Written problem |
Locate and copy each line in the data that contains the word "Target".
— begin Extracted entries —
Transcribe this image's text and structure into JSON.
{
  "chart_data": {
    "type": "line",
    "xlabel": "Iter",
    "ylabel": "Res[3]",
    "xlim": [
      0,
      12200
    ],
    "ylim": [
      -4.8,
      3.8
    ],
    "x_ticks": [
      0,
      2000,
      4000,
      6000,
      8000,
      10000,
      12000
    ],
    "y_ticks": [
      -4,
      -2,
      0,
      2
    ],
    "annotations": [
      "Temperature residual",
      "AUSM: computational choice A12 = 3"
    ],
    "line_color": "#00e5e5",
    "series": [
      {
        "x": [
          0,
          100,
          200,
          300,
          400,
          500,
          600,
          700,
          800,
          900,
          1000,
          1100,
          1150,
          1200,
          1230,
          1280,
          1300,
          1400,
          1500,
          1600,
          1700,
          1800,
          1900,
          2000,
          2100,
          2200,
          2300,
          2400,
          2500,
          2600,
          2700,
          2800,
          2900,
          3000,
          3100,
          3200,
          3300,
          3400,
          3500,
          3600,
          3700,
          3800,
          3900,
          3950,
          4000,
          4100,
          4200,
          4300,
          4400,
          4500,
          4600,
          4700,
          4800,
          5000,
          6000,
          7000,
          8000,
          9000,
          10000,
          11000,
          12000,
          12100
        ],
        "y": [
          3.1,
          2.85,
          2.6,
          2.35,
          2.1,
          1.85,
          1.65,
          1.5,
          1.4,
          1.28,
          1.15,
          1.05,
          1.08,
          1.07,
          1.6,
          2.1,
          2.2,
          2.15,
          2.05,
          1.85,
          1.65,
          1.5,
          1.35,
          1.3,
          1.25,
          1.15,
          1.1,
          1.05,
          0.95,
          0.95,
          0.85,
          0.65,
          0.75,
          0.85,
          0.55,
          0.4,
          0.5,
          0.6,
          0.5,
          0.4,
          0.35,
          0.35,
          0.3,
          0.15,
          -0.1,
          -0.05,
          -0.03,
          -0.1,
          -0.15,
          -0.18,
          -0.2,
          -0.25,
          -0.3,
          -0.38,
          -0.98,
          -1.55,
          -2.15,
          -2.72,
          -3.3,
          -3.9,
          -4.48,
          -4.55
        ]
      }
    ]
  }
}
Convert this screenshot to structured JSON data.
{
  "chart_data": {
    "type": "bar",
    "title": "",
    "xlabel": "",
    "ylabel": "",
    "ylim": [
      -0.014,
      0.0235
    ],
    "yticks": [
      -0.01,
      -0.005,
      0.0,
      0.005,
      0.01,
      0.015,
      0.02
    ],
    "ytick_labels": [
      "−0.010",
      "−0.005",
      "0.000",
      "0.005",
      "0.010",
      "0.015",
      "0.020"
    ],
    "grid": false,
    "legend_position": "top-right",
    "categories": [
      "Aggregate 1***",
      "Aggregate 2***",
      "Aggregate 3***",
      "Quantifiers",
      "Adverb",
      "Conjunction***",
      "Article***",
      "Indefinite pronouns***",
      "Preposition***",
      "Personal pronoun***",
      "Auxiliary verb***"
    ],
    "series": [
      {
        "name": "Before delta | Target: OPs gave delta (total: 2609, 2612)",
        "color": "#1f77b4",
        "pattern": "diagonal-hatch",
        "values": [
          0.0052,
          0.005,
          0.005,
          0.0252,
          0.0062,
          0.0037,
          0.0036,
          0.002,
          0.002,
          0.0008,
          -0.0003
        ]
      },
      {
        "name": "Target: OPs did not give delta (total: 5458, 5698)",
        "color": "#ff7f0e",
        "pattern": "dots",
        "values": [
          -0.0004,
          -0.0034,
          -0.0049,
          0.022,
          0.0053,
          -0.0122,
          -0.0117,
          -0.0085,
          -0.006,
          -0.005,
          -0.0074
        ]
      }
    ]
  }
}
— end Extracted entries —
Output of the task |
        "name": "Before delta | Target: OPs gave delta (total: 2609, 2612)",
        "name": "Target: OPs did not give delta (total: 5458, 5698)",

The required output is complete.